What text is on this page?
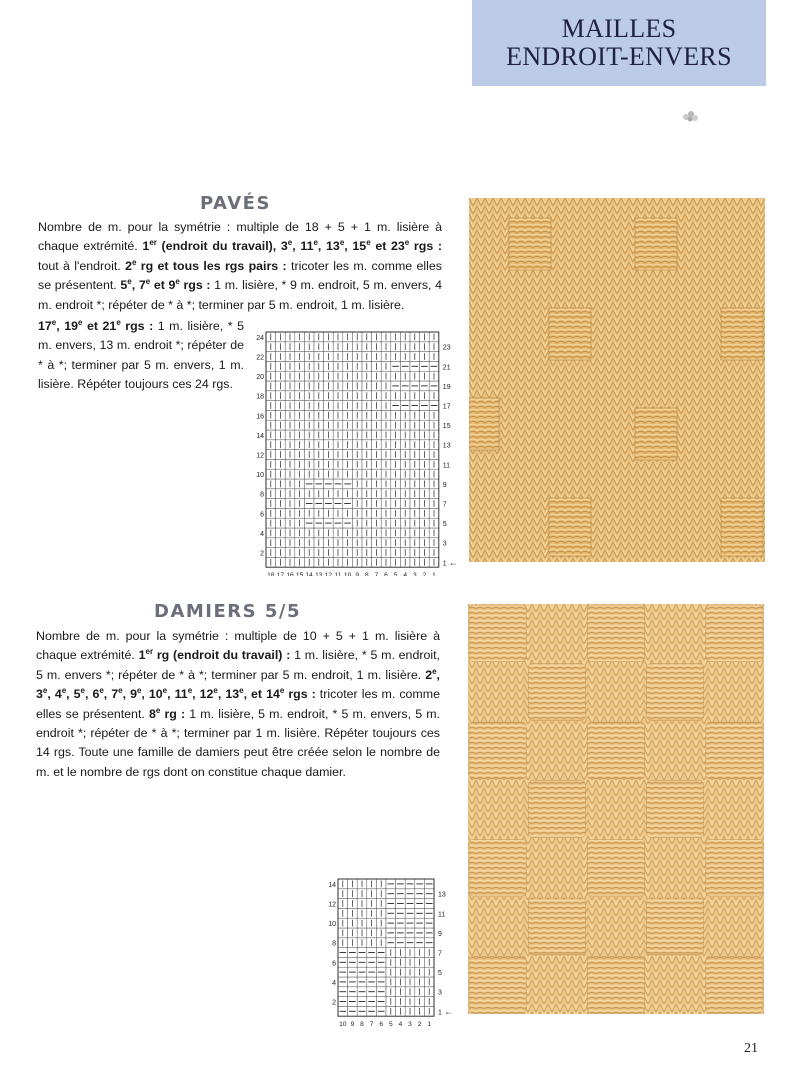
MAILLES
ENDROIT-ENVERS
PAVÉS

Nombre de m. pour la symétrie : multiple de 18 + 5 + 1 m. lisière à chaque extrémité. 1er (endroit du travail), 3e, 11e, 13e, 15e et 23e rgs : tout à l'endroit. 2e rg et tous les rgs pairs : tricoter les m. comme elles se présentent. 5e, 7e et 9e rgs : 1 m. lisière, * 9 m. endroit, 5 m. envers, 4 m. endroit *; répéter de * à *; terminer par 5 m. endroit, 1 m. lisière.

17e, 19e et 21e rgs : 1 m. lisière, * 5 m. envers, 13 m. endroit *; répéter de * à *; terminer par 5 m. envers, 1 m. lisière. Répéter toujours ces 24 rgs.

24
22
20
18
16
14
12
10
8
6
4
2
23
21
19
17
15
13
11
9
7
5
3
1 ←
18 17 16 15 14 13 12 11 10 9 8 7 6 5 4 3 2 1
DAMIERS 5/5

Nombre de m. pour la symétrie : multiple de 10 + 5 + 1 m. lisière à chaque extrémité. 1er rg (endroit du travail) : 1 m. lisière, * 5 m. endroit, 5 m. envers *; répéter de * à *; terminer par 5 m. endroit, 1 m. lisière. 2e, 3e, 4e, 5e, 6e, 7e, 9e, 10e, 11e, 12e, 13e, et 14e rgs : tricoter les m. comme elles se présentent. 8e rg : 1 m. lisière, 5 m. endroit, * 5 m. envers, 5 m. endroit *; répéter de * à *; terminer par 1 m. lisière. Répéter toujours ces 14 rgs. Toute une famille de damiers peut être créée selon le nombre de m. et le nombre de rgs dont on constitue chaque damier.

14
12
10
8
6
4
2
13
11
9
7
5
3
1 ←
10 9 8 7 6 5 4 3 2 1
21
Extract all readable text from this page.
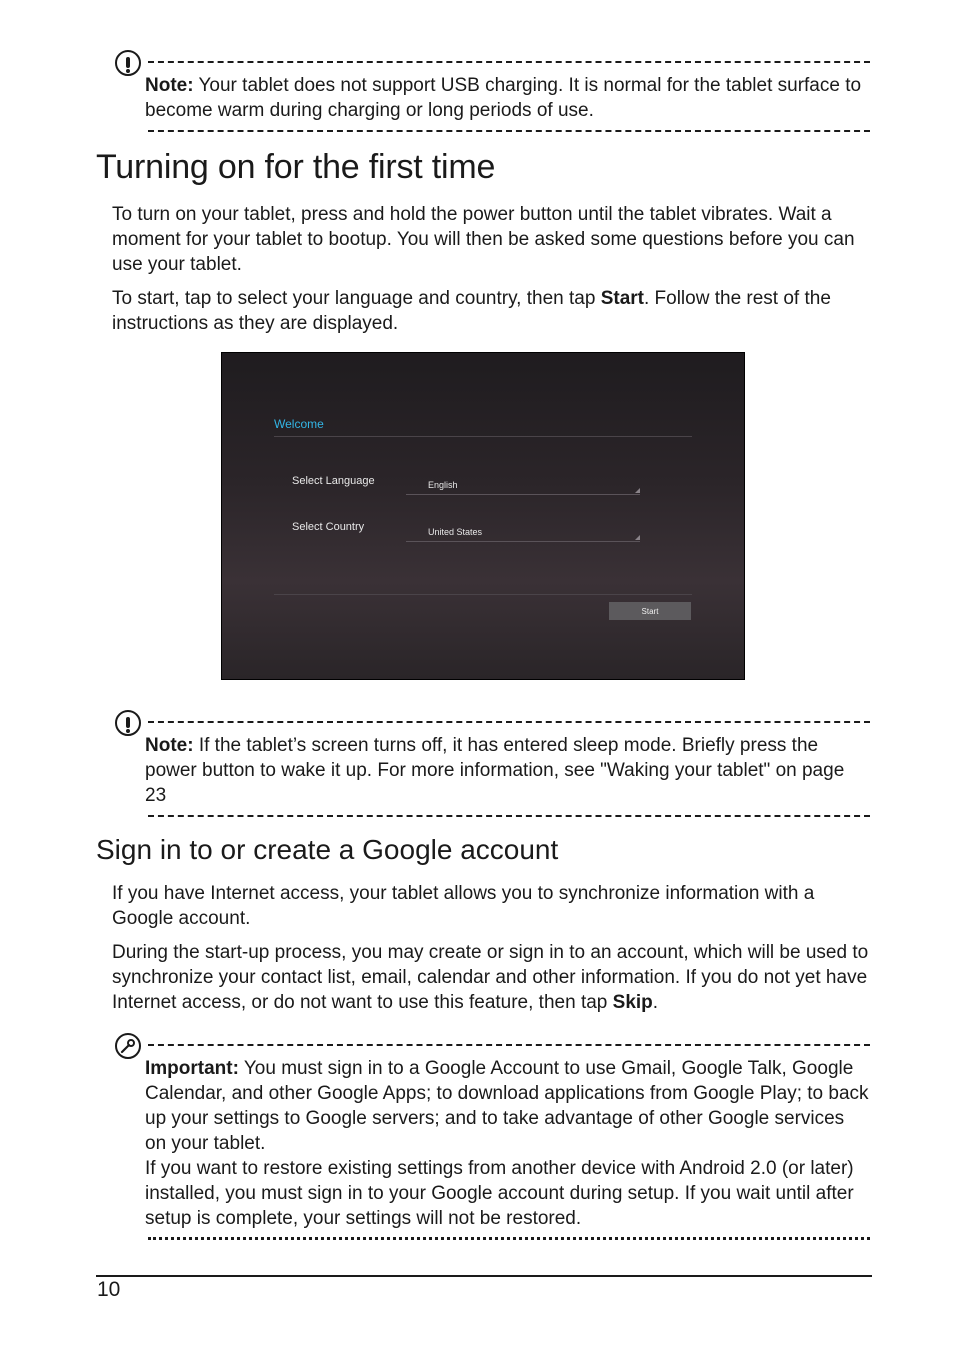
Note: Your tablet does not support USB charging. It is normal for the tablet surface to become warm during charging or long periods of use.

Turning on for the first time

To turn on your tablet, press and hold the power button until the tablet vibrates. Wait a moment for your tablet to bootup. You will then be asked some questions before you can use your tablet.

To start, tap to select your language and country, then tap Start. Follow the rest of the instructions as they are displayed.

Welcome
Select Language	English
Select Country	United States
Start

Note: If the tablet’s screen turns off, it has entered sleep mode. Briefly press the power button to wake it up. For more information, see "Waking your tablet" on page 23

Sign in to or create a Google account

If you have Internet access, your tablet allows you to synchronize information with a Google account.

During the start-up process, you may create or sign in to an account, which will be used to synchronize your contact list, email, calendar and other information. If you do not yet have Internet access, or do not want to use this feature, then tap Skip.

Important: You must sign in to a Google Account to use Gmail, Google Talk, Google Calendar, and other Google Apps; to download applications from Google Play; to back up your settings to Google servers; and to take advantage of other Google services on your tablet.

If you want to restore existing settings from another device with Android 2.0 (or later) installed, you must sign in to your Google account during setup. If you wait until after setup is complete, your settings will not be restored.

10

──────────

## BRIEF
Locate each line containing the string "page" and show it.

## SOLUTION BELOW
What text is on this page?
Extract all readable text from this page.
Note: If the tablet’s screen turns off, it has entered sleep mode. Briefly press the power button to wake it up. For more information, see "Waking your tablet" on page 23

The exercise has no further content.